BEGIN

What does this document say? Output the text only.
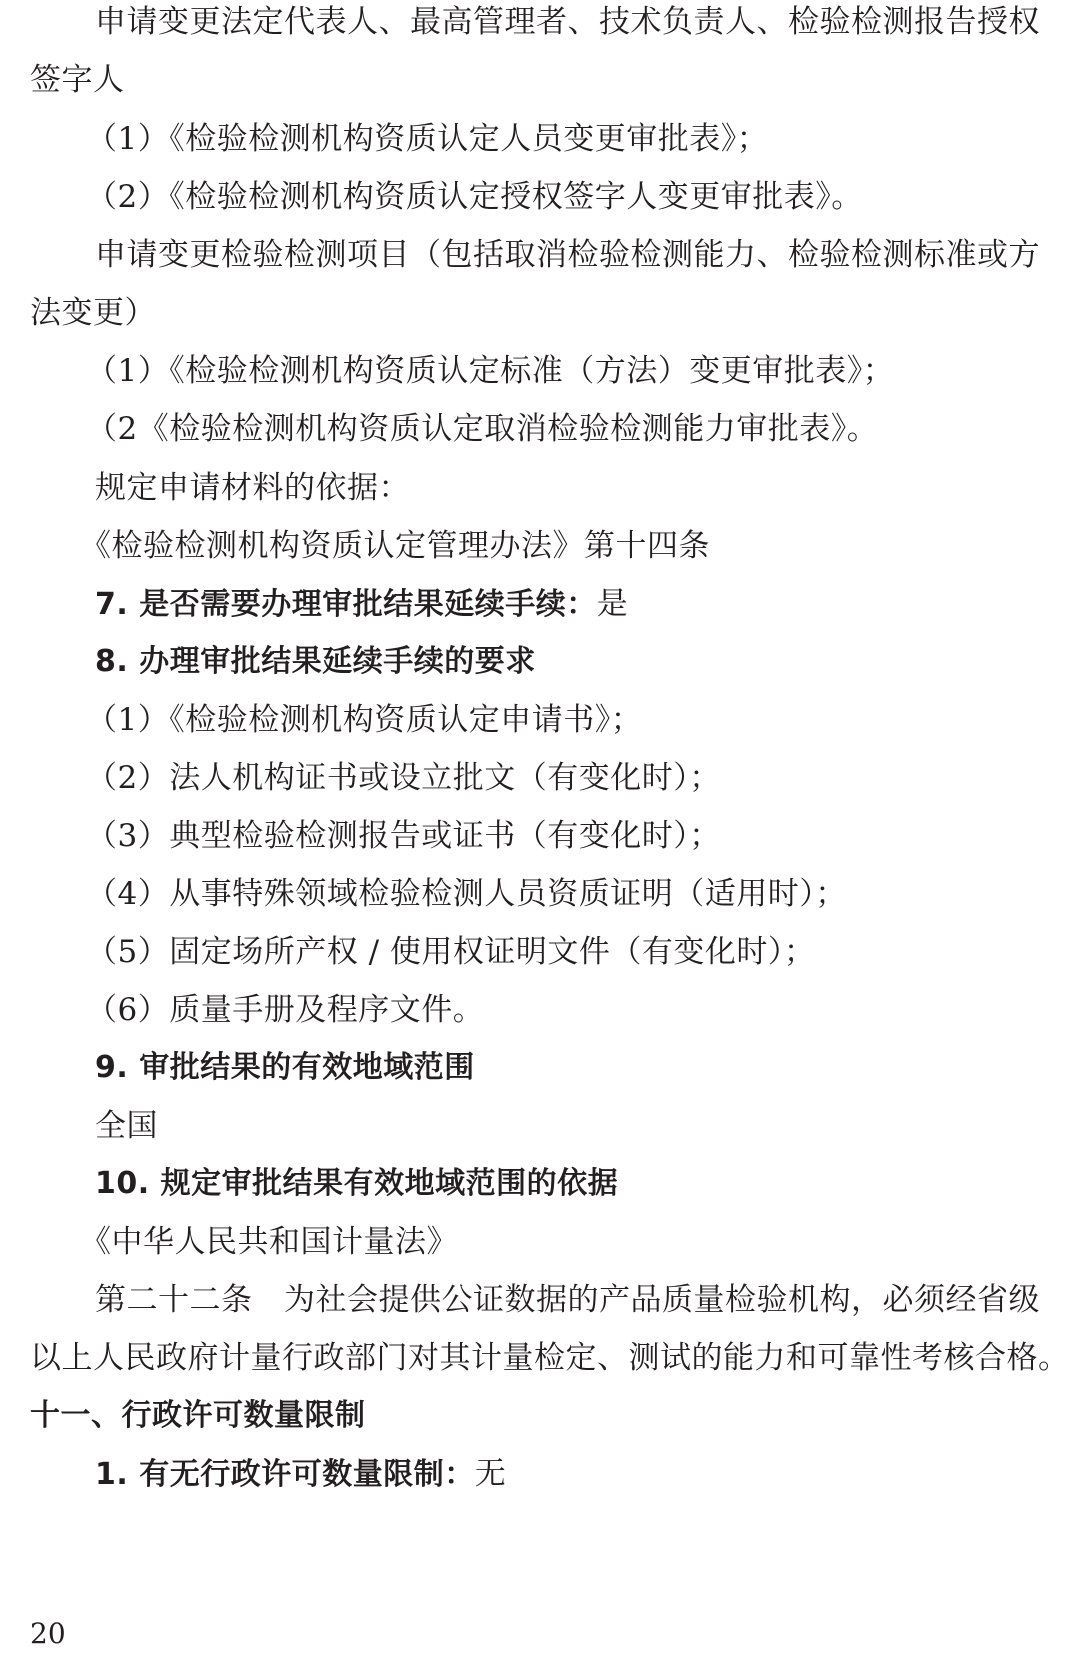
申请变更法定代表人、最高管理者、技术负责人、检验检测报告授权
签字人
（1）《检验检测机构资质认定人员变更审批表》；
（2）《检验检测机构资质认定授权签字人变更审批表》。
申请变更检验检测项目（包括取消检验检测能力、检验检测标准或方
法变更）
（1）《检验检测机构资质认定标准（方法）变更审批表》；
（2《检验检测机构资质认定取消检验检测能力审批表》。
规定申请材料的依据：
《检验检测机构资质认定管理办法》第十四条
7. 是否需要办理审批结果延续手续：是
8. 办理审批结果延续手续的要求
（1）《检验检测机构资质认定申请书》；
（2）法人机构证书或设立批文（有变化时）；
（3）典型检验检测报告或证书（有变化时）；
（4）从事特殊领域检验检测人员资质证明（适用时）；
（5）固定场所产权 / 使用权证明文件（有变化时）；
（6）质量手册及程序文件。
9. 审批结果的有效地域范围
全国
10. 规定审批结果有效地域范围的依据
《中华人民共和国计量法》
第二十二条　为社会提供公证数据的产品质量检验机构，必须经省级
以上人民政府计量行政部门对其计量检定、测试的能力和可靠性考核合格。
十一、行政许可数量限制
1. 有无行政许可数量限制：无
20
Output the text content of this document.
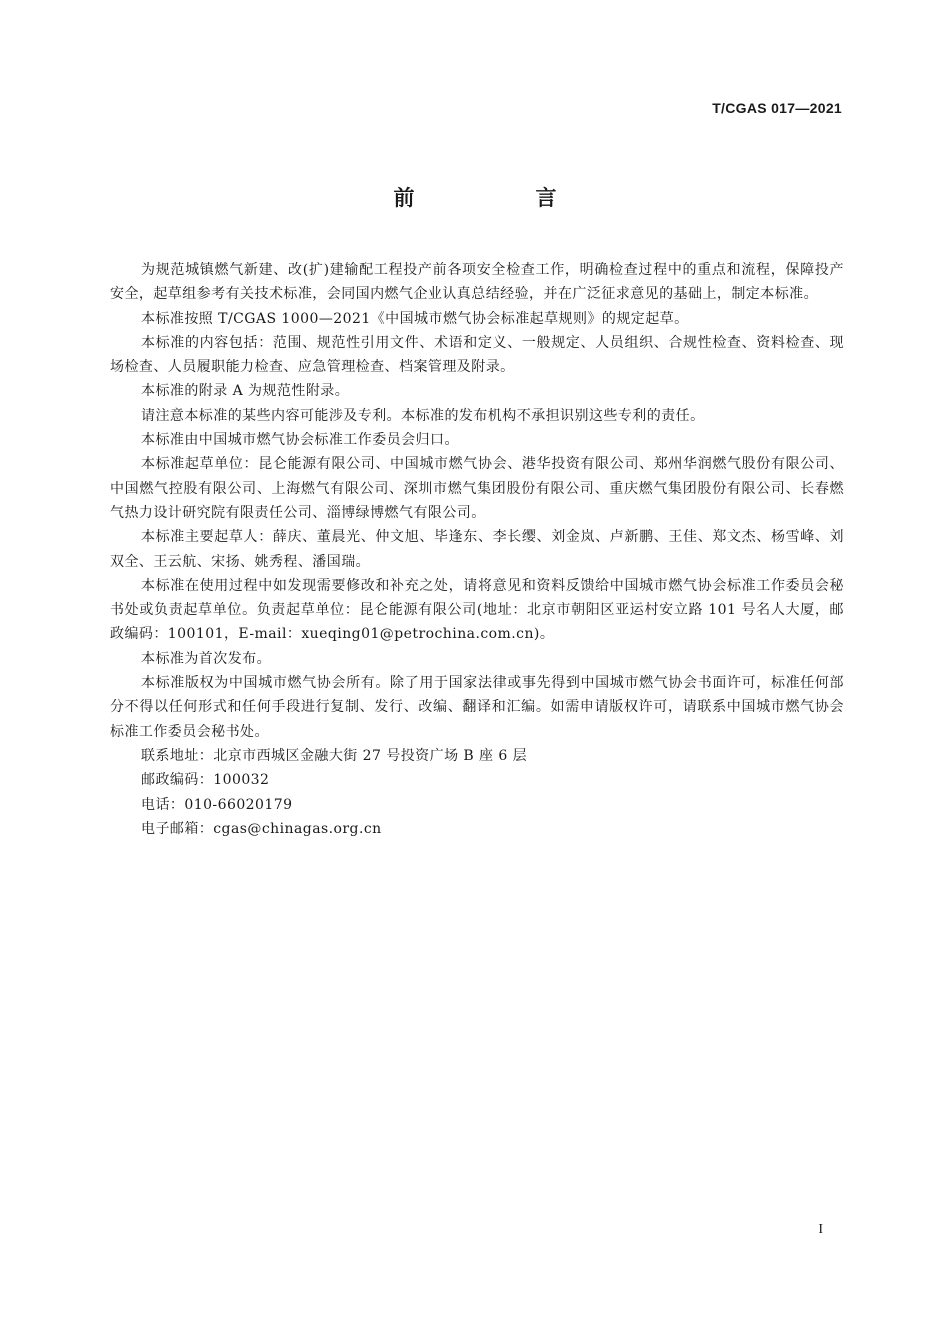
T/CGAS 017—2021
前　言

为规范城镇燃气新建、改(扩)建输配工程投产前各项安全检查工作，明确检查过程中的重点和流程，保障投产安全，起草组参考有关技术标准，会同国内燃气企业认真总结经验，并在广泛征求意见的基础上，制定本标准。

本标准按照 T/CGAS 1000—2021《中国城市燃气协会标准起草规则》的规定起草。

本标准的内容包括：范围、规范性引用文件、术语和定义、一般规定、人员组织、合规性检查、资料检查、现场检查、人员履职能力检查、应急管理检查、档案管理及附录。

本标准的附录 A 为规范性附录。

请注意本标准的某些内容可能涉及专利。本标准的发布机构不承担识别这些专利的责任。

本标准由中国城市燃气协会标准工作委员会归口。

本标准起草单位：昆仑能源有限公司、中国城市燃气协会、港华投资有限公司、郑州华润燃气股份有限公司、中国燃气控股有限公司、上海燃气有限公司、深圳市燃气集团股份有限公司、重庆燃气集团股份有限公司、长春燃气热力设计研究院有限责任公司、淄博绿博燃气有限公司。

本标准主要起草人：薛庆、董晨光、仲文旭、毕逢东、李长缨、刘金岚、卢新鹏、王佳、郑文杰、杨雪峰、刘双全、王云航、宋扬、姚秀程、潘国瑞。

本标准在使用过程中如发现需要修改和补充之处，请将意见和资料反馈给中国城市燃气协会标准工作委员会秘书处或负责起草单位。负责起草单位：昆仑能源有限公司(地址：北京市朝阳区亚运村安立路 101 号名人大厦，邮政编码：100101，E-mail：xueqing01@petrochina.com.cn)。

本标准为首次发布。

本标准版权为中国城市燃气协会所有。除了用于国家法律或事先得到中国城市燃气协会书面许可，标准任何部分不得以任何形式和任何手段进行复制、发行、改编、翻译和汇编。如需申请版权许可，请联系中国城市燃气协会标准工作委员会秘书处。

联系地址：北京市西城区金融大街 27 号投资广场 B 座 6 层

邮政编码：100032

电话：010-66020179

电子邮箱：cgas@chinagas.org.cn

I
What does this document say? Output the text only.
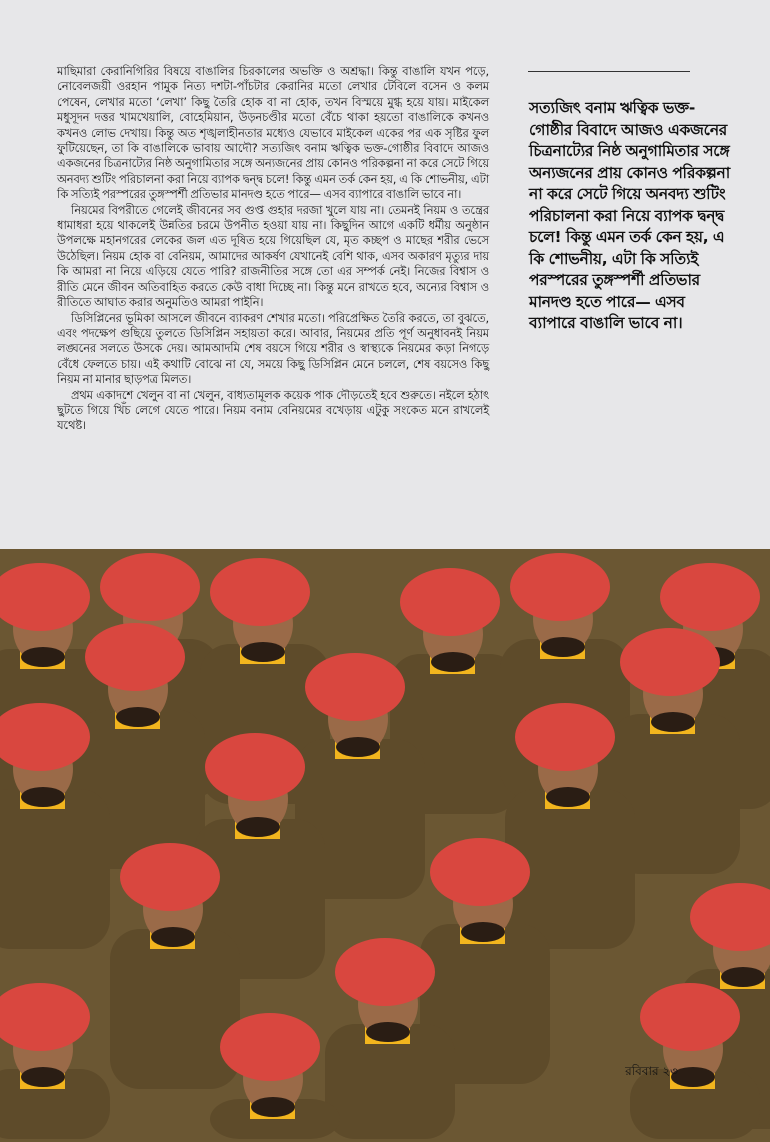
মাছিমারা কেরানিগিরির বিষয়ে বাঙালির চিরকালের অভক্তি ও অশ্রদ্ধা। কিন্তু বাঙালি যখন পড়ে, নোবেলজয়ী ওরহান পামুক নিত্য দশটা-পাঁচটার কেরানির মতো লেখার টেবিলে বসেন ও কলম পেষেন, লেখার মতো ‘লেখা’ কিছু তৈরি হোক বা না হোক, তখন বিস্ময়ে মুগ্ধ হয়ে যায়। মাইকেল মধুসূদন দত্তর খামখেয়ালি, বোহেমিয়ান, উড়নচণ্ডীর মতো বেঁচে থাকা হয়তো বাঙালিকে কখনও কখনও লোভ দেখায়। কিন্তু অত শৃঙ্খলাহীনতার মধ্যেও যেভাবে মাইকেল একের পর এক সৃষ্টির ফুল ফুটিয়েছেন, তা কি বাঙালিকে ভাবায় আদৌ? সত্যজিৎ বনাম ঋত্বিক ভক্ত-গোষ্ঠীর বিবাদে আজও একজনের চিত্রনাট্যের নিষ্ঠ অনুগামিতার সঙ্গে অন্যজনের প্রায় কোনও পরিকল্পনা না করে সেটে গিয়ে অনবদ্য শুটিং পরিচালনা করা নিয়ে ব্যাপক দ্বন্দ্ব চলে! কিন্তু এমন তর্ক কেন হয়, এ কি শোভনীয়, এটা কি সত্যিই পরস্পরের তুঙ্গস্পর্শী প্রতিভার মানদণ্ড হতে পারে— এসব ব্যাপারে বাঙালি ভাবে না।

নিয়মের বিপরীতে গেলেই জীবনের সব গুপ্ত গুহার দরজা খুলে যায় না। তেমনই নিয়ম ও তন্ত্রের ধামাধরা হয়ে থাকলেই উন্নতির চরমে উপনীত হওয়া যায় না। কিছুদিন আগে একটি ধর্মীয় অনুষ্ঠান উপলক্ষে মহানগরের লেকের জল এত দূষিত হয়ে গিয়েছিল যে, মৃত কচ্ছপ ও মাছের শরীর ভেসে উঠেছিল। নিয়ম হোক বা বেনিয়ম, আমাদের আকর্ষণ যেখানেই বেশি থাক, এসব অকারণ মৃত্যুর দায় কি আমরা না নিয়ে এড়িয়ে যেতে পারি? রাজনীতির সঙ্গে তো এর সম্পর্ক নেই। নিজের বিশ্বাস ও রীতি মেনে জীবন অতিবাহিত করতে কেউ বাধা দিচ্ছে না। কিন্তু মনে রাখতে হবে, অন্যের বিশ্বাস ও রীতিতে আঘাত করার অনুমতিও আমরা পাইনি।

ডিসিপ্লিনের ভূমিকা আসলে জীবনে ব্যাকরণ শেখার মতো। পরিপ্রেক্ষিত তৈরি করতে, তা বুঝতে, এবং পদক্ষেপ গুছিয়ে তুলতে ডিসিপ্লিন সহায়তা করে। আবার, নিয়মের প্রতি পূর্ণ অনুধাবনই নিয়ম লঙ্ঘনের সলতে উসকে দেয়। আমআদমি শেষ বয়সে গিয়ে শরীর ও স্বাস্থ্যকে নিয়মের কড়া নিগড়ে বেঁধে ফেলতে চায়। এই কথাটি বোঝে না যে, সময়ে কিছু ডিসিপ্লিন মেনে চললে, শেষ বয়সেও কিছু নিয়ম না মানার ছাড়পত্র মিলত।

প্রথম একাদশে খেলুন বা না খেলুন, বাধ্যতামূলক কয়েক পাক দৌড়তেই হবে শুরুতে। নইলে হঠাৎ ছুটতে গিয়ে খিঁচ লেগে যেতে পারে। নিয়ম বনাম বেনিয়মের বখেড়ায় এটুকু সংকেত মনে রাখলেই যথেষ্ট।

সত্যজিৎ বনাম ঋত্বিক ভক্ত-গোষ্ঠীর বিবাদে আজও একজনের চিত্রনাট্যের নিষ্ঠ অনুগামিতার সঙ্গে অন্যজনের প্রায় কোনও পরিকল্পনা না করে সেটে গিয়ে অনবদ্য শুটিং পরিচালনা করা নিয়ে ব্যাপক দ্বন্দ্ব চলে! কিন্তু এমন তর্ক কেন হয়, এ কি শোভনীয়, এটা কি সত্যিই পরস্পরের তুঙ্গস্পর্শী প্রতিভার মানদণ্ড হতে পারে— এসব ব্যাপারে বাঙালি ভাবে না।
রবিবার ২৩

END

◆ **What you need to do**: Write out the full set of lines verbatim, without the pictures.

◆ **Solution for this task**:
What does this document say? Output the text only.
申请变更法定代表人、最高管理者、技术负责人、检验检测报告授权
签字人
（1）《检验检测机构资质认定人员变更审批表》；
（2）《检验检测机构资质认定授权签字人变更审批表》。
申请变更检验检测项目（包括取消检验检测能力、检验检测标准或方
法变更）
（1）《检验检测机构资质认定标准（方法）变更审批表》；
（2《检验检测机构资质认定取消检验检测能力审批表》。
规定申请材料的依据：
《检验检测机构资质认定管理办法》第十四条
7. 是否需要办理审批结果延续手续：是
8. 办理审批结果延续手续的要求
（1）《检验检测机构资质认定申请书》；
（2）法人机构证书或设立批文（有变化时）；
（3）典型检验检测报告或证书（有变化时）；
（4）从事特殊领域检验检测人员资质证明（适用时）；
（5）固定场所产权 / 使用权证明文件（有变化时）；
（6）质量手册及程序文件。
9. 审批结果的有效地域范围
全国
10. 规定审批结果有效地域范围的依据
《中华人民共和国计量法》
第二十二条　为社会提供公证数据的产品质量检验机构，必须经省级
以上人民政府计量行政部门对其计量检定、测试的能力和可靠性考核合格。
十一、行政许可数量限制
1. 有无行政许可数量限制：无
20
Output the text content of this document.
T/CGAS 017—2021
前　言

为规范城镇燃气新建、改(扩)建输配工程投产前各项安全检查工作，明确检查过程中的重点和流程，保障投产安全，起草组参考有关技术标准，会同国内燃气企业认真总结经验，并在广泛征求意见的基础上，制定本标准。

本标准按照 T/CGAS 1000—2021《中国城市燃气协会标准起草规则》的规定起草。

本标准的内容包括：范围、规范性引用文件、术语和定义、一般规定、人员组织、合规性检查、资料检查、现场检查、人员履职能力检查、应急管理检查、档案管理及附录。

本标准的附录 A 为规范性附录。

请注意本标准的某些内容可能涉及专利。本标准的发布机构不承担识别这些专利的责任。

本标准由中国城市燃气协会标准工作委员会归口。

本标准起草单位：昆仑能源有限公司、中国城市燃气协会、港华投资有限公司、郑州华润燃气股份有限公司、中国燃气控股有限公司、上海燃气有限公司、深圳市燃气集团股份有限公司、重庆燃气集团股份有限公司、长春燃气热力设计研究院有限责任公司、淄博绿博燃气有限公司。

本标准主要起草人：薛庆、董晨光、仲文旭、毕逢东、李长缨、刘金岚、卢新鹏、王佳、郑文杰、杨雪峰、刘双全、王云航、宋扬、姚秀程、潘国瑞。

本标准在使用过程中如发现需要修改和补充之处，请将意见和资料反馈给中国城市燃气协会标准工作委员会秘书处或负责起草单位。负责起草单位：昆仑能源有限公司(地址：北京市朝阳区亚运村安立路 101 号名人大厦，邮政编码：100101，E-mail：xueqing01@petrochina.com.cn)。

本标准为首次发布。

本标准版权为中国城市燃气协会所有。除了用于国家法律或事先得到中国城市燃气协会书面许可，标准任何部分不得以任何形式和任何手段进行复制、发行、改编、翻译和汇编。如需申请版权许可，请联系中国城市燃气协会标准工作委员会秘书处。

联系地址：北京市西城区金融大街 27 号投资广场 B 座 6 层

邮政编码：100032

电话：010-66020179

电子邮箱：cgas@chinagas.org.cn

I
What does this document say? Output the text only.
মাছিমারা কেরানিগিরির বিষয়ে বাঙালির চিরকালের অভক্তি ও অশ্রদ্ধা। কিন্তু বাঙালি যখন পড়ে, নোবেলজয়ী ওরহান পামুক নিত্য দশটা-পাঁচটার কেরানির মতো লেখার টেবিলে বসেন ও কলম পেষেন, লেখার মতো ‘লেখা’ কিছু তৈরি হোক বা না হোক, তখন বিস্ময়ে মুগ্ধ হয়ে যায়। মাইকেল মধুসূদন দত্তর খামখেয়ালি, বোহেমিয়ান, উড়নচণ্ডীর মতো বেঁচে থাকা হয়তো বাঙালিকে কখনও কখনও লোভ দেখায়। কিন্তু অত শৃঙ্খলাহীনতার মধ্যেও যেভাবে মাইকেল একের পর এক সৃষ্টির ফুল ফুটিয়েছেন, তা কি বাঙালিকে ভাবায় আদৌ? সত্যজিৎ বনাম ঋত্বিক ভক্ত-গোষ্ঠীর বিবাদে আজও একজনের চিত্রনাট্যের নিষ্ঠ অনুগামিতার সঙ্গে অন্যজনের প্রায় কোনও পরিকল্পনা না করে সেটে গিয়ে অনবদ্য শুটিং পরিচালনা করা নিয়ে ব্যাপক দ্বন্দ্ব চলে! কিন্তু এমন তর্ক কেন হয়, এ কি শোভনীয়, এটা কি সত্যিই পরস্পরের তুঙ্গস্পর্শী প্রতিভার মানদণ্ড হতে পারে— এসব ব্যাপারে বাঙালি ভাবে না।

নিয়মের বিপরীতে গেলেই জীবনের সব গুপ্ত গুহার দরজা খুলে যায় না। তেমনই নিয়ম ও তন্ত্রের ধামাধরা হয়ে থাকলেই উন্নতির চরমে উপনীত হওয়া যায় না। কিছুদিন আগে একটি ধর্মীয় অনুষ্ঠান উপলক্ষে মহানগরের লেকের জল এত দূষিত হয়ে গিয়েছিল যে, মৃত কচ্ছপ ও মাছের শরীর ভেসে উঠেছিল। নিয়ম হোক বা বেনিয়ম, আমাদের আকর্ষণ যেখানেই বেশি থাক, এসব অকারণ মৃত্যুর দায় কি আমরা না নিয়ে এড়িয়ে যেতে পারি? রাজনীতির সঙ্গে তো এর সম্পর্ক নেই। নিজের বিশ্বাস ও রীতি মেনে জীবন অতিবাহিত করতে কেউ বাধা দিচ্ছে না। কিন্তু মনে রাখতে হবে, অন্যের বিশ্বাস ও রীতিতে আঘাত করার অনুমতিও আমরা পাইনি।

ডিসিপ্লিনের ভূমিকা আসলে জীবনে ব্যাকরণ শেখার মতো। পরিপ্রেক্ষিত তৈরি করতে, তা বুঝতে, এবং পদক্ষেপ গুছিয়ে তুলতে ডিসিপ্লিন সহায়তা করে। আবার, নিয়মের প্রতি পূর্ণ অনুধাবনই নিয়ম লঙ্ঘনের সলতে উসকে দেয়। আমআদমি শেষ বয়সে গিয়ে শরীর ও স্বাস্থ্যকে নিয়মের কড়া নিগড়ে বেঁধে ফেলতে চায়। এই কথাটি বোঝে না যে, সময়ে কিছু ডিসিপ্লিন মেনে চললে, শেষ বয়সেও কিছু নিয়ম না মানার ছাড়পত্র মিলত।

প্রথম একাদশে খেলুন বা না খেলুন, বাধ্যতামূলক কয়েক পাক দৌড়তেই হবে শুরুতে। নইলে হঠাৎ ছুটতে গিয়ে খিঁচ লেগে যেতে পারে। নিয়ম বনাম বেনিয়মের বখেড়ায় এটুকু সংকেত মনে রাখলেই যথেষ্ট।

সত্যজিৎ বনাম ঋত্বিক ভক্ত-গোষ্ঠীর বিবাদে আজও একজনের চিত্রনাট্যের নিষ্ঠ অনুগামিতার সঙ্গে অন্যজনের প্রায় কোনও পরিকল্পনা না করে সেটে গিয়ে অনবদ্য শুটিং পরিচালনা করা নিয়ে ব্যাপক দ্বন্দ্ব চলে! কিন্তু এমন তর্ক কেন হয়, এ কি শোভনীয়, এটা কি সত্যিই পরস্পরের তুঙ্গস্পর্শী প্রতিভার মানদণ্ড হতে পারে— এসব ব্যাপারে বাঙালি ভাবে না।
রবিবার ২৩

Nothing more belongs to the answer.